What the task asks: What follows is a set of entries. Give them again exactly, without the pictures.

· · ·

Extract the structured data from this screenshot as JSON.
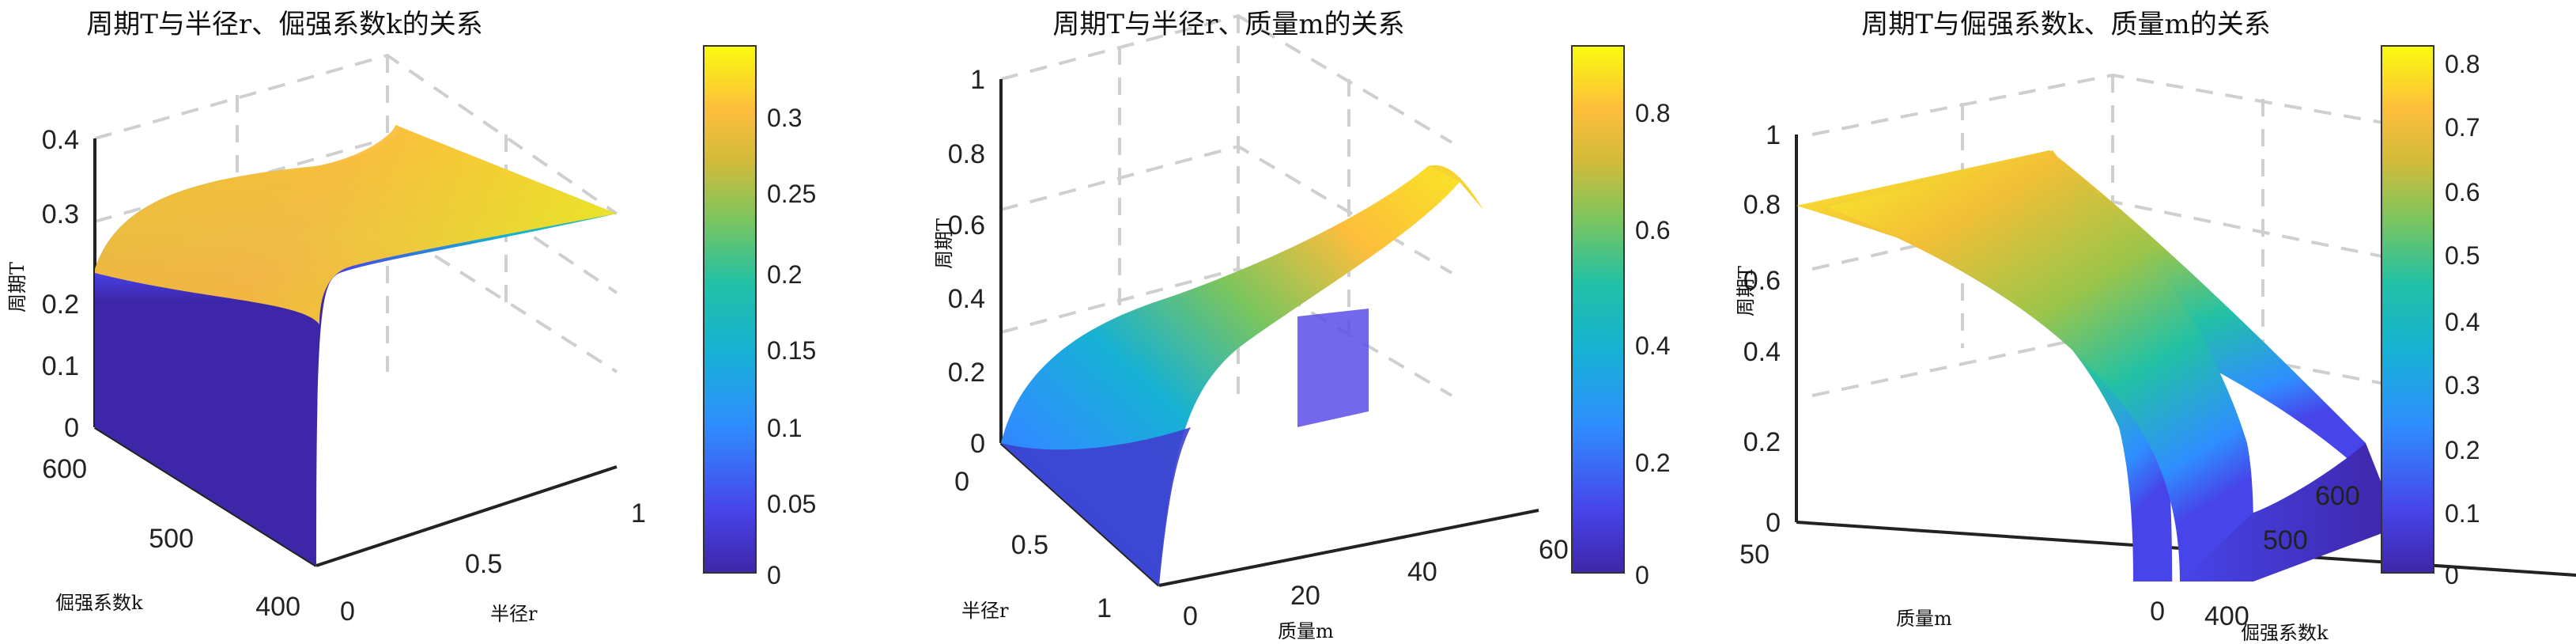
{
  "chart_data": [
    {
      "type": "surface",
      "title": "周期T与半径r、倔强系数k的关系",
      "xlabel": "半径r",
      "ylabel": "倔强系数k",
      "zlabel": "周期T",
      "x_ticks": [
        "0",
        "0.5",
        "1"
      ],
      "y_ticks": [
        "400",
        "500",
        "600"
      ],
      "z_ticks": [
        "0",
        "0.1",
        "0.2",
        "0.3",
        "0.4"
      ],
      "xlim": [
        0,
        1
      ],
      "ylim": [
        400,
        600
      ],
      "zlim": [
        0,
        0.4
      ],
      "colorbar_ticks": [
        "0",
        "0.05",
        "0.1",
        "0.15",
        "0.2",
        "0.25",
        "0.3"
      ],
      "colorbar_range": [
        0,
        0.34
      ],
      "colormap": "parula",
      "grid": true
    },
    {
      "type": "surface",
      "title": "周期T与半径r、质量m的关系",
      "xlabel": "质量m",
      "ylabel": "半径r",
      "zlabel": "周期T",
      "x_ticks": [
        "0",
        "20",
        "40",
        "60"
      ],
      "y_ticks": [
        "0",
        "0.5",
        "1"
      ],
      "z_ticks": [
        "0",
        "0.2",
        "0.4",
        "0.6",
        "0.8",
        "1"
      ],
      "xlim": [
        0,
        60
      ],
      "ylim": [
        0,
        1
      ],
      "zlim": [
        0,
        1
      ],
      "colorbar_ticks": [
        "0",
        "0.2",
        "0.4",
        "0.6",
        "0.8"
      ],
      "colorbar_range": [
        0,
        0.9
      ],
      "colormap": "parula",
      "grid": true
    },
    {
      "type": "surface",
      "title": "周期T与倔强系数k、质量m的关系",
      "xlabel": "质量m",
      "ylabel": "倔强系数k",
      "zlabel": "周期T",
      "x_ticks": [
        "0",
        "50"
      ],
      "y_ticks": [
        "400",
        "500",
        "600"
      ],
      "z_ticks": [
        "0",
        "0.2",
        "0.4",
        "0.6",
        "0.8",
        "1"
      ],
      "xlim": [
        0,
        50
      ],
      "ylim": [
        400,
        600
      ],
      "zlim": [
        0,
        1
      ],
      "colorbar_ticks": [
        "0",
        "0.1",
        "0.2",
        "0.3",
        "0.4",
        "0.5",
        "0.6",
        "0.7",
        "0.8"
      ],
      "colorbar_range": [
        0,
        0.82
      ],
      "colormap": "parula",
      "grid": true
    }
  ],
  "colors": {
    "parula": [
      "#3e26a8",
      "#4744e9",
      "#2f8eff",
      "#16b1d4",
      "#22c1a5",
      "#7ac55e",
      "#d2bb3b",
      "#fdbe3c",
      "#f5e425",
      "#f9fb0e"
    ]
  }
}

· · ·

Correct output:
Extract the structured data from this screenshot as JSON.
{
  "chart_data": [
    {
      "type": "surface",
      "title": "周期T与半径r、倔强系数k的关系",
      "xlabel": "半径r",
      "ylabel": "倔强系数k",
      "zlabel": "周期T",
      "x_ticks": [
        "0",
        "0.5",
        "1"
      ],
      "y_ticks": [
        "400",
        "500",
        "600"
      ],
      "z_ticks": [
        "0",
        "0.1",
        "0.2",
        "0.3",
        "0.4"
      ],
      "xlim": [
        0,
        1
      ],
      "ylim": [
        400,
        600
      ],
      "zlim": [
        0,
        0.4
      ],
      "colorbar_ticks": [
        "0",
        "0.05",
        "0.1",
        "0.15",
        "0.2",
        "0.25",
        "0.3"
      ],
      "colorbar_range": [
        0,
        0.34
      ],
      "colormap": "parula",
      "grid": true
    },
    {
      "type": "surface",
      "title": "周期T与半径r、质量m的关系",
      "xlabel": "质量m",
      "ylabel": "半径r",
      "zlabel": "周期T",
      "x_ticks": [
        "0",
        "20",
        "40",
        "60"
      ],
      "y_ticks": [
        "0",
        "0.5",
        "1"
      ],
      "z_ticks": [
        "0",
        "0.2",
        "0.4",
        "0.6",
        "0.8",
        "1"
      ],
      "xlim": [
        0,
        60
      ],
      "ylim": [
        0,
        1
      ],
      "zlim": [
        0,
        1
      ],
      "colorbar_ticks": [
        "0",
        "0.2",
        "0.4",
        "0.6",
        "0.8"
      ],
      "colorbar_range": [
        0,
        0.9
      ],
      "colormap": "parula",
      "grid": true
    },
    {
      "type": "surface",
      "title": "周期T与倔强系数k、质量m的关系",
      "xlabel": "质量m",
      "ylabel": "倔强系数k",
      "zlabel": "周期T",
      "x_ticks": [
        "0",
        "50"
      ],
      "y_ticks": [
        "400",
        "500",
        "600"
      ],
      "z_ticks": [
        "0",
        "0.2",
        "0.4",
        "0.6",
        "0.8",
        "1"
      ],
      "xlim": [
        0,
        50
      ],
      "ylim": [
        400,
        600
      ],
      "zlim": [
        0,
        1
      ],
      "colorbar_ticks": [
        "0",
        "0.1",
        "0.2",
        "0.3",
        "0.4",
        "0.5",
        "0.6",
        "0.7",
        "0.8"
      ],
      "colorbar_range": [
        0,
        0.82
      ],
      "colormap": "parula",
      "grid": true
    }
  ],
  "colors": {
    "parula": [
      "#3e26a8",
      "#4744e9",
      "#2f8eff",
      "#16b1d4",
      "#22c1a5",
      "#7ac55e",
      "#d2bb3b",
      "#fdbe3c",
      "#f5e425",
      "#f9fb0e"
    ]
  }
}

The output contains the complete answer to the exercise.